# start of SUPPLIED RECORDS
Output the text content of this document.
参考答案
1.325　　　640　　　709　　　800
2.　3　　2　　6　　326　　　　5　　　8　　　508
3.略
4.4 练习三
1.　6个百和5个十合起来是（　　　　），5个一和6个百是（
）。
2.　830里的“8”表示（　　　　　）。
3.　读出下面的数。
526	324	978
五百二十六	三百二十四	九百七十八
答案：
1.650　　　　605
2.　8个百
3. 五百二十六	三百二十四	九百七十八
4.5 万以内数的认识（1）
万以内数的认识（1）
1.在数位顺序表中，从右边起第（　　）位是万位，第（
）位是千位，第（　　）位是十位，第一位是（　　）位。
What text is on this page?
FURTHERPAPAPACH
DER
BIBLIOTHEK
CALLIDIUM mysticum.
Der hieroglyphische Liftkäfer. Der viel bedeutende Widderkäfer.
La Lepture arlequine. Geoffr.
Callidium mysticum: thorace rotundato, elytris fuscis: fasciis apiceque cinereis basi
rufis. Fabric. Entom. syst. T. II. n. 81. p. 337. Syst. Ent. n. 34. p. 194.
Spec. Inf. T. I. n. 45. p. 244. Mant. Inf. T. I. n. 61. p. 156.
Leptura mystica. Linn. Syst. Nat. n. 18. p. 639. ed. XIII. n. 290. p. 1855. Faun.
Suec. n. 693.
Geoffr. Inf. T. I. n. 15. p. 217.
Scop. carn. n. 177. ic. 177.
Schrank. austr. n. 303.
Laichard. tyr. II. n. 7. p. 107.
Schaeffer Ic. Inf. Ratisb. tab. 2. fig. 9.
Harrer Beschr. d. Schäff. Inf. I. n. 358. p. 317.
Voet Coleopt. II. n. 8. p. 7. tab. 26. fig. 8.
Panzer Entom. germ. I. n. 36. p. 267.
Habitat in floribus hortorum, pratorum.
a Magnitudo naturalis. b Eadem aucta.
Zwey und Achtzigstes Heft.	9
# end of SUPPLIED RECORDS
SET EXERCISE:
Write out once more the lines above beginning at the line with "What text is on this page?"; continue through the final line and stop there.

WRITTEN SOLUTION:
What text is on this page?
FURTHERPAPAPACH
DER
BIBLIOTHEK
CALLIDIUM mysticum.
Der hieroglyphische Liftkäfer. Der viel bedeutende Widderkäfer.
La Lepture arlequine. Geoffr.
Callidium mysticum: thorace rotundato, elytris fuscis: fasciis apiceque cinereis basi
rufis. Fabric. Entom. syst. T. II. n. 81. p. 337. Syst. Ent. n. 34. p. 194.
Spec. Inf. T. I. n. 45. p. 244. Mant. Inf. T. I. n. 61. p. 156.
Leptura mystica. Linn. Syst. Nat. n. 18. p. 639. ed. XIII. n. 290. p. 1855. Faun.
Suec. n. 693.
Geoffr. Inf. T. I. n. 15. p. 217.
Scop. carn. n. 177. ic. 177.
Schrank. austr. n. 303.
Laichard. tyr. II. n. 7. p. 107.
Schaeffer Ic. Inf. Ratisb. tab. 2. fig. 9.
Harrer Beschr. d. Schäff. Inf. I. n. 358. p. 317.
Voet Coleopt. II. n. 8. p. 7. tab. 26. fig. 8.
Panzer Entom. germ. I. n. 36. p. 267.
Habitat in floribus hortorum, pratorum.
a Magnitudo naturalis. b Eadem aucta.
Zwey und Achtzigstes Heft.	9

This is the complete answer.